↓
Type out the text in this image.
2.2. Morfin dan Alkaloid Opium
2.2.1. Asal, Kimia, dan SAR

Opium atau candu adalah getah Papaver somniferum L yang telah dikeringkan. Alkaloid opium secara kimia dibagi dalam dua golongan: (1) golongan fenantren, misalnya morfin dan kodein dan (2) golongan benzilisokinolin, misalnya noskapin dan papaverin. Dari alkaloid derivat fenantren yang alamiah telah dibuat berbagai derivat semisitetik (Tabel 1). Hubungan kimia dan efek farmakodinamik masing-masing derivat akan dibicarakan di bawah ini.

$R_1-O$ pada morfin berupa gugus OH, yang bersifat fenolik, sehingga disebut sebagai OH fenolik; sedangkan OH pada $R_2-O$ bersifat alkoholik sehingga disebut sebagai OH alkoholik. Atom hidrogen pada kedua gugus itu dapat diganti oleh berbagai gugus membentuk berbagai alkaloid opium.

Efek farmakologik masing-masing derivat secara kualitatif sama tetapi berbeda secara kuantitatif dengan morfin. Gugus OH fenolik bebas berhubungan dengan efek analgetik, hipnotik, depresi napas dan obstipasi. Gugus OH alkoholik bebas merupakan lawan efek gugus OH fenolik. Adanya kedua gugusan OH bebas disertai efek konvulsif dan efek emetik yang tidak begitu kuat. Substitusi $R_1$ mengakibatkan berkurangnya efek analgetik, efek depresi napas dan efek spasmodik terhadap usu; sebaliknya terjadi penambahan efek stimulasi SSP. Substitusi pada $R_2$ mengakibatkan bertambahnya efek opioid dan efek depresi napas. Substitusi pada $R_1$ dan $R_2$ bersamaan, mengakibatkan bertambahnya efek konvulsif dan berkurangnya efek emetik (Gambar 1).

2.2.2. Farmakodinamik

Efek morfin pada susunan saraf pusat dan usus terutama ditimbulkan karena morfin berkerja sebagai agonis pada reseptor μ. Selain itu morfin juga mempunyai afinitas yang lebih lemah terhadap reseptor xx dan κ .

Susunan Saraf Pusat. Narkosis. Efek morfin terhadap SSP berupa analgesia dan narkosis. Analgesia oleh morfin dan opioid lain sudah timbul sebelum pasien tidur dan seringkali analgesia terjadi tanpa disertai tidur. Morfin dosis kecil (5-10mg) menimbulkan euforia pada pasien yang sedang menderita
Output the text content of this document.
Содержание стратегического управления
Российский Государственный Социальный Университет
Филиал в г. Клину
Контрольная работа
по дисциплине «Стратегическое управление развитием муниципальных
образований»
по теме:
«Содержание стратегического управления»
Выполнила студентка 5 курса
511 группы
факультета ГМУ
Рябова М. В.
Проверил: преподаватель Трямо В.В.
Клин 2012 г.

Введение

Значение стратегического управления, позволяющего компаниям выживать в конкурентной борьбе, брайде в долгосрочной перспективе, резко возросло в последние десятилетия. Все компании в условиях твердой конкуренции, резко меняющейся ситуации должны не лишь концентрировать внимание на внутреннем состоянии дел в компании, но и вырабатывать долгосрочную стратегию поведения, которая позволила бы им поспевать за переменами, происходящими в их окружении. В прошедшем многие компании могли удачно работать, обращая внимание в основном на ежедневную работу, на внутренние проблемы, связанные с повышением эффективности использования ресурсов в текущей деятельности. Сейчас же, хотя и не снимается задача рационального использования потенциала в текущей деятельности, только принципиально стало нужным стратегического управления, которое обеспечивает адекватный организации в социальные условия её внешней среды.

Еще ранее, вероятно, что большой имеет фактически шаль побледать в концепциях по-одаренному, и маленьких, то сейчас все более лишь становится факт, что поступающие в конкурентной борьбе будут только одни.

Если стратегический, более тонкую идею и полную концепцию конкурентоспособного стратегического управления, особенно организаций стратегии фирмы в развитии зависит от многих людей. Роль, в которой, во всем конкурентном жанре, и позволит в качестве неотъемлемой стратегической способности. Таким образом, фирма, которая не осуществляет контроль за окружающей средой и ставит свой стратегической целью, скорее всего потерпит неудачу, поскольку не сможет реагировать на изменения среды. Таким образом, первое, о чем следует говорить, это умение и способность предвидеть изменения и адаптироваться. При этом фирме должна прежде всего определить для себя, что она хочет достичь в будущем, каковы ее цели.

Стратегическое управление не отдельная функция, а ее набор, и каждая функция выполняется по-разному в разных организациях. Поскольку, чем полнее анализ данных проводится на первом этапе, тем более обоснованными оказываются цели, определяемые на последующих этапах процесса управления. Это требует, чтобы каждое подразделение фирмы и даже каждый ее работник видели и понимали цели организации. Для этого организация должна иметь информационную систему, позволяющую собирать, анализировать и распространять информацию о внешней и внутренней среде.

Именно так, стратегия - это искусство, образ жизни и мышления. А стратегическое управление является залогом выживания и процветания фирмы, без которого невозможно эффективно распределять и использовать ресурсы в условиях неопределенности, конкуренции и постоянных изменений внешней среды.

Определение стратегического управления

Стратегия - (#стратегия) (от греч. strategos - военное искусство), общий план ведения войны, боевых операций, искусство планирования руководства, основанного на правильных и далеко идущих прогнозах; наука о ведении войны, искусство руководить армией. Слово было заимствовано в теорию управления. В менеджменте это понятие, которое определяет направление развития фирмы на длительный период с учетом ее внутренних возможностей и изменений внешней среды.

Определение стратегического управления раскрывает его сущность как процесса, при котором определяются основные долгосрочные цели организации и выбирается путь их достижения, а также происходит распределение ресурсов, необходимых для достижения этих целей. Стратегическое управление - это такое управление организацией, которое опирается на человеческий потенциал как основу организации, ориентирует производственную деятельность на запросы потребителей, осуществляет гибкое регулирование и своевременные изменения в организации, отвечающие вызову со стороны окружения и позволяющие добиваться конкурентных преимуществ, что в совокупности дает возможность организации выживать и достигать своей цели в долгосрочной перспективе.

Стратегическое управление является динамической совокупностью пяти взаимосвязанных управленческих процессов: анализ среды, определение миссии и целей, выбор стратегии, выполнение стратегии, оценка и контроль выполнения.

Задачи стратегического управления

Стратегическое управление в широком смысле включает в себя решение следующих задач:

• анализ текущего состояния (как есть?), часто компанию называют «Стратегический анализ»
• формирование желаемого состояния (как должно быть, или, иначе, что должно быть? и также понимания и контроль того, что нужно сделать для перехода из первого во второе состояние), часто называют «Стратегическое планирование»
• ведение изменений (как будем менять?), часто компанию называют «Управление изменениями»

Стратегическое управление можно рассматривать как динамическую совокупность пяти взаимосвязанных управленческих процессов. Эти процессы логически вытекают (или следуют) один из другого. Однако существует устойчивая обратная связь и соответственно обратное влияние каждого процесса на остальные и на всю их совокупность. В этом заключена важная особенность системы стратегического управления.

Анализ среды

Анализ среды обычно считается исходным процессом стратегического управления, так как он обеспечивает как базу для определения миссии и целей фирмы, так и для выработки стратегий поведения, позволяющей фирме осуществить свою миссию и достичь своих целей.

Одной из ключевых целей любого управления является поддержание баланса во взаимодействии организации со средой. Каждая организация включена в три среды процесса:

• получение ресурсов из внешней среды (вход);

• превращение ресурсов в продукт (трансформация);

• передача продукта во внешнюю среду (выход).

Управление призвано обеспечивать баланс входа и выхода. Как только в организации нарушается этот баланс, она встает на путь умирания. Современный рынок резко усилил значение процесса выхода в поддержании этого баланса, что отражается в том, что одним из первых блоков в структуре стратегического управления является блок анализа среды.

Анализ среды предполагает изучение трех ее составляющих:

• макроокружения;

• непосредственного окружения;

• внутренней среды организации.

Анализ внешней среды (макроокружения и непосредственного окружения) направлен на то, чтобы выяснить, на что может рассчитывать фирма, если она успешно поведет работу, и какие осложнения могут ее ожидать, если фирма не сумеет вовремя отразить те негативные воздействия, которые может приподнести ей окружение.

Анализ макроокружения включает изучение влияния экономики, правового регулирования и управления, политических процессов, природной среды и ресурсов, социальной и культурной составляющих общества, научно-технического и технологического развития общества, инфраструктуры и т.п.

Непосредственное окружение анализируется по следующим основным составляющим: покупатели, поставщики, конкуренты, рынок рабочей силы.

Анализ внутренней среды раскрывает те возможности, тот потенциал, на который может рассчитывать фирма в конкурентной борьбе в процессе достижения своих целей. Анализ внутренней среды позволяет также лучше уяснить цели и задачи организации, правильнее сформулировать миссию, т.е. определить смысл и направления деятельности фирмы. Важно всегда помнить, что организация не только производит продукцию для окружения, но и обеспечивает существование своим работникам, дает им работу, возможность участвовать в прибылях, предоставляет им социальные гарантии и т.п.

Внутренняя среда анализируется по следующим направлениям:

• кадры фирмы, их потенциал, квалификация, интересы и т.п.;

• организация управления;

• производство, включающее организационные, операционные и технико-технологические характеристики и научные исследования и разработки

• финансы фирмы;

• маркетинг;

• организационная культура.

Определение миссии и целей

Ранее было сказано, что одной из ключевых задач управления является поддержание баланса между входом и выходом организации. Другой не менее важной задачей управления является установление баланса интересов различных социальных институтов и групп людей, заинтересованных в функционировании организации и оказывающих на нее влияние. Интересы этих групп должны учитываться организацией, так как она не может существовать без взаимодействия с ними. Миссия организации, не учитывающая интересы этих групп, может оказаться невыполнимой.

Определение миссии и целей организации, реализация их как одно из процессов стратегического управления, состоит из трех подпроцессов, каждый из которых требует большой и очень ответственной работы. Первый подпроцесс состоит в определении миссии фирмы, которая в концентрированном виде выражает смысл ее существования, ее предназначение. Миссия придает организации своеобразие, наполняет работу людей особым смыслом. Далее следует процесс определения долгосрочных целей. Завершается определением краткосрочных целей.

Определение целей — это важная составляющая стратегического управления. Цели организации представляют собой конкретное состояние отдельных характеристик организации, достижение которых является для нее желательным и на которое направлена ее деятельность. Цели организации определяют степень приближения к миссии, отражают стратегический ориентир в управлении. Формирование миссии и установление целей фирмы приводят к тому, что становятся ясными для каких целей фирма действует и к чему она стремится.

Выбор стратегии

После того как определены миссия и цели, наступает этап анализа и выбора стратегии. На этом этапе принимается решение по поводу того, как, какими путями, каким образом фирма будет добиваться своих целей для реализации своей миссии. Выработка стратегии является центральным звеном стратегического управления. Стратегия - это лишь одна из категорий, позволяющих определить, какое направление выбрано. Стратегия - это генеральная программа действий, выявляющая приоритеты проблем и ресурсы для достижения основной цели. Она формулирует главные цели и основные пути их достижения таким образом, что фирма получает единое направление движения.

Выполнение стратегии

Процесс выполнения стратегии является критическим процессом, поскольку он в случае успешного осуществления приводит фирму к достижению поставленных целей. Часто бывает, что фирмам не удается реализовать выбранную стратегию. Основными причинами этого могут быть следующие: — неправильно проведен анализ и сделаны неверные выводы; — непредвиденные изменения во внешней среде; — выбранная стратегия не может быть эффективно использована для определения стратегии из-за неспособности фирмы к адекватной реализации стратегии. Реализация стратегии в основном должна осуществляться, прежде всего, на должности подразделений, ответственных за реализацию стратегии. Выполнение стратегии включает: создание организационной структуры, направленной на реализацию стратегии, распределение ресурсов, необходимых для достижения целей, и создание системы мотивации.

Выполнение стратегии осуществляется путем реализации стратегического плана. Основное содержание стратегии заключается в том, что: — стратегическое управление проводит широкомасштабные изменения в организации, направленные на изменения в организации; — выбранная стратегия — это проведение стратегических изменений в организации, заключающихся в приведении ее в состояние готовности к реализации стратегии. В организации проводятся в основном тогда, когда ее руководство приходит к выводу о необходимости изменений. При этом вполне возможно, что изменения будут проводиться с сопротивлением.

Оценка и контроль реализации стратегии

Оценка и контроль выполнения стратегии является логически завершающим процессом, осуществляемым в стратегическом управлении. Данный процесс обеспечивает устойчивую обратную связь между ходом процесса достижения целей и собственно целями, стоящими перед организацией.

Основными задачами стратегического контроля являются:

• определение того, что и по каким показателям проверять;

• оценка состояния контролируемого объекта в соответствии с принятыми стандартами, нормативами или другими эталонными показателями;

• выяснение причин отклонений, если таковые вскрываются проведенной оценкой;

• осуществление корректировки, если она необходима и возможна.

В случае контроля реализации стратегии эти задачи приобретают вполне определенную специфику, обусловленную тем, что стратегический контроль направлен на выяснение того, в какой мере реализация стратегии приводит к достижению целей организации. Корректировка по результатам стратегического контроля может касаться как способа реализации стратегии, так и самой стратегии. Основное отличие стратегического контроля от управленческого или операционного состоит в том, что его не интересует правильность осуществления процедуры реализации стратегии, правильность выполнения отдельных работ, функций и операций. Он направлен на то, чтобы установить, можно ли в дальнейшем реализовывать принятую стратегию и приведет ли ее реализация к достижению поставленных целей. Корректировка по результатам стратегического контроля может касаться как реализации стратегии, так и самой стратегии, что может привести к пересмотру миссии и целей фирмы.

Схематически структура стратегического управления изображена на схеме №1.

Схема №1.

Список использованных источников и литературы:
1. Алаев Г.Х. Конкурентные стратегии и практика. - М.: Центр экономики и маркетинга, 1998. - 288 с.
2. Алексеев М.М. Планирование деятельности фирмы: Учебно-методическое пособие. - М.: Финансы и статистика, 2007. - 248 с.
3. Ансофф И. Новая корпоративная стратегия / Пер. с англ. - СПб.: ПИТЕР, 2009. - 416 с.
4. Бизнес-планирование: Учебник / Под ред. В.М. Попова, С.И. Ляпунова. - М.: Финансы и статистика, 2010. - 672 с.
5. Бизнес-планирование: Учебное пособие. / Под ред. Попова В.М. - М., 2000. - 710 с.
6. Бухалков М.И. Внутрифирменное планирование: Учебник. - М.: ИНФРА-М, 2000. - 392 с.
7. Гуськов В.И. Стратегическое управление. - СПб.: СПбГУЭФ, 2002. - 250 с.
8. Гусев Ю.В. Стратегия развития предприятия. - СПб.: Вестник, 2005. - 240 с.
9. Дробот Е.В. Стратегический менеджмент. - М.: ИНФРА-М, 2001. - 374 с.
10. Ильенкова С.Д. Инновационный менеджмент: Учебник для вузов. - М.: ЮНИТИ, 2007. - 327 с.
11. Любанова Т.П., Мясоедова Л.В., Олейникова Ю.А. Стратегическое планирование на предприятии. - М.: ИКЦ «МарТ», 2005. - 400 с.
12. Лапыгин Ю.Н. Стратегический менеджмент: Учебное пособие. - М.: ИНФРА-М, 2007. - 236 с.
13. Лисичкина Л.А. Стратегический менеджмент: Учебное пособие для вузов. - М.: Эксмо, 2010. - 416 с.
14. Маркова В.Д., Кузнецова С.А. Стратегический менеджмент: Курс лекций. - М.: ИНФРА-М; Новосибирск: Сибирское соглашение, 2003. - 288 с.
↑
● **REQUIREMENT**
Using the records above, select and copy every line that has the word "компанию".

● **THE RESULT**
• анализ текущего состояния (как есть?), часто компанию называют «Стратегический анализ»
• ведение изменений (как будем менять?), часто компанию называют «Управление изменениями»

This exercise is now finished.